== Aim ==
Filter the lines below, copying only those with the string "staan".

** START OF Dataset records **

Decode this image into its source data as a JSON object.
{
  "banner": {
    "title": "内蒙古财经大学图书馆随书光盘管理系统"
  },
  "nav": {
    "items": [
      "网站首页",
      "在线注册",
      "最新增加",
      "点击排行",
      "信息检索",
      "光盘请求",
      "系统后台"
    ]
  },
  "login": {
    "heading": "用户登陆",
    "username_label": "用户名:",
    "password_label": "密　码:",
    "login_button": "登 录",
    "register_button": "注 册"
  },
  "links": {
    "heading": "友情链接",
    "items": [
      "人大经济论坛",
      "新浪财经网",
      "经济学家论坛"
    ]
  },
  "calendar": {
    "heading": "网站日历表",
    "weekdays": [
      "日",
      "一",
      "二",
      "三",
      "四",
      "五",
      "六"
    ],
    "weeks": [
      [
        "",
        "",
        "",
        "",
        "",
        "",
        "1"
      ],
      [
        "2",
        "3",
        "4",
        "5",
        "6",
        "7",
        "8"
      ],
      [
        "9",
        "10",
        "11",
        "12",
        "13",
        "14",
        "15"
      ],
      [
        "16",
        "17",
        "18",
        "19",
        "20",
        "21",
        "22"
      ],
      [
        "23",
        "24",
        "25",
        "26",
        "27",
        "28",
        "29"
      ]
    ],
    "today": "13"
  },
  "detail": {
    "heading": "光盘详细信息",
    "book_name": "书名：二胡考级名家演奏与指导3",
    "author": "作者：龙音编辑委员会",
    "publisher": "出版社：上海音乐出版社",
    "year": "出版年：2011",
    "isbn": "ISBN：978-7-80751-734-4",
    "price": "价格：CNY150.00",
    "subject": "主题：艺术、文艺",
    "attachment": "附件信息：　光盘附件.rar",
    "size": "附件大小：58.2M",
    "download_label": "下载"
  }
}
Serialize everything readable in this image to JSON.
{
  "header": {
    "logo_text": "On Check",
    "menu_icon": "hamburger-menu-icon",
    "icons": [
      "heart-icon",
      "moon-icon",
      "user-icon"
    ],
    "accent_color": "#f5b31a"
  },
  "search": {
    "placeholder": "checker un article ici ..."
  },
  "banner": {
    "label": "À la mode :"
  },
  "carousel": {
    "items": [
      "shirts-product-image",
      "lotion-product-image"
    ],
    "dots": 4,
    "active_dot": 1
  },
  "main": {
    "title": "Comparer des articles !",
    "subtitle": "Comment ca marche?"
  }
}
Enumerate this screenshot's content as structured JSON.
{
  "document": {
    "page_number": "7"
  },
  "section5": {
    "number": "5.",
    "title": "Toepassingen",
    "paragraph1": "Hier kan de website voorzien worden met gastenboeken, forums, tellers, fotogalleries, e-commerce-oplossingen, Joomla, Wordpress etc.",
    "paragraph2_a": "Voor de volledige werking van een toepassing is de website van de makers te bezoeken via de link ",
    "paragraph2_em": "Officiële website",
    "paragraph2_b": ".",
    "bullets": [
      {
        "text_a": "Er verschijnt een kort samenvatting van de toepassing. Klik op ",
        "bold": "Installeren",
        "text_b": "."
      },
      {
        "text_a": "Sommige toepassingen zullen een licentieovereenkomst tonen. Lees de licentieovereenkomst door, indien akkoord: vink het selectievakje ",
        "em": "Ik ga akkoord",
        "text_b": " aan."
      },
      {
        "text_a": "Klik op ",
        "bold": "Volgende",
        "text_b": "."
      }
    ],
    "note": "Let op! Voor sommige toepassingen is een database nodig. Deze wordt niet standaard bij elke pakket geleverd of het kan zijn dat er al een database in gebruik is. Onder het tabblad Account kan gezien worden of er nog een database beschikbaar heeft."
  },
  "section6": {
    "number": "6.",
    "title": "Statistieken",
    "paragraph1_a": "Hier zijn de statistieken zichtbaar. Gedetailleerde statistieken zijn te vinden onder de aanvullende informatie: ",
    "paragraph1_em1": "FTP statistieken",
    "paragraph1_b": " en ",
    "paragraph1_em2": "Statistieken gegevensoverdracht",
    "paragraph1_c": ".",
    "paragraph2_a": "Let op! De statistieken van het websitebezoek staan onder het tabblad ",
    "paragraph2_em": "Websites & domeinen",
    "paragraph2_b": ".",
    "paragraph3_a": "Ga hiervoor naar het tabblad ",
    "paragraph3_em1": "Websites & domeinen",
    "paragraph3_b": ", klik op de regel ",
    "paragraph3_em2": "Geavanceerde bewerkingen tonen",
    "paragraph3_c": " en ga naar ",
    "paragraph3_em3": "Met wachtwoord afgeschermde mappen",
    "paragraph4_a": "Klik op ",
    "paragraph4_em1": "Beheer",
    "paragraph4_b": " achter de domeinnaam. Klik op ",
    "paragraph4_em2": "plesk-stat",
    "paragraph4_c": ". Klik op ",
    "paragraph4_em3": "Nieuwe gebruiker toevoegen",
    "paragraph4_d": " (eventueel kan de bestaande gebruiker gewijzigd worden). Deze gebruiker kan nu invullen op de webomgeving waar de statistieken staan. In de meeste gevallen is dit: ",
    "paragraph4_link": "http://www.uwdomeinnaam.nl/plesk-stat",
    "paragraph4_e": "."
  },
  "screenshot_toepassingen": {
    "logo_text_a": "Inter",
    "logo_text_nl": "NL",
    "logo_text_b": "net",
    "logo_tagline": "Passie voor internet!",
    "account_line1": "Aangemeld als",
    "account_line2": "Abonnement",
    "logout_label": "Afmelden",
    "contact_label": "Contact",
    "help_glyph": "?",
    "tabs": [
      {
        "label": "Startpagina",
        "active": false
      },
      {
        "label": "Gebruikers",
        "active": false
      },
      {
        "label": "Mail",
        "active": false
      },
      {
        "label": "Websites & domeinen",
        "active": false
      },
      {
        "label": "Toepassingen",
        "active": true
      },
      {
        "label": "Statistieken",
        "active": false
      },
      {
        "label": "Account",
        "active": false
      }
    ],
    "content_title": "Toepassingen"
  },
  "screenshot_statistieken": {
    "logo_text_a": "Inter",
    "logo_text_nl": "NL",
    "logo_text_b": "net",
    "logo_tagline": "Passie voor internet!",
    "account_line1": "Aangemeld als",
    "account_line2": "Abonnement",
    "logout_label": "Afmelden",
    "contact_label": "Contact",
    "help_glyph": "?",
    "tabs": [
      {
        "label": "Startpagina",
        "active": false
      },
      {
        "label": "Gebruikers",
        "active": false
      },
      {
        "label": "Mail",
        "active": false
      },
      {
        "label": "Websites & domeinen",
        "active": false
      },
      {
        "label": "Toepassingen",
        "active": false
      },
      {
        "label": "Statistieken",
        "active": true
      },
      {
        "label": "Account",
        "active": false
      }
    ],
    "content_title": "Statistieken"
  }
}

** END OF Dataset records **

== Written solution ==
    "paragraph2_a": "Let op! De statistieken van het websitebezoek staan onder het tabblad ",
    "paragraph4_d": " (eventueel kan de bestaande gebruiker gewijzigd worden). Deze gebruiker kan nu invullen op de webomgeving waar de statistieken staan. In de meeste gevallen is dit: ",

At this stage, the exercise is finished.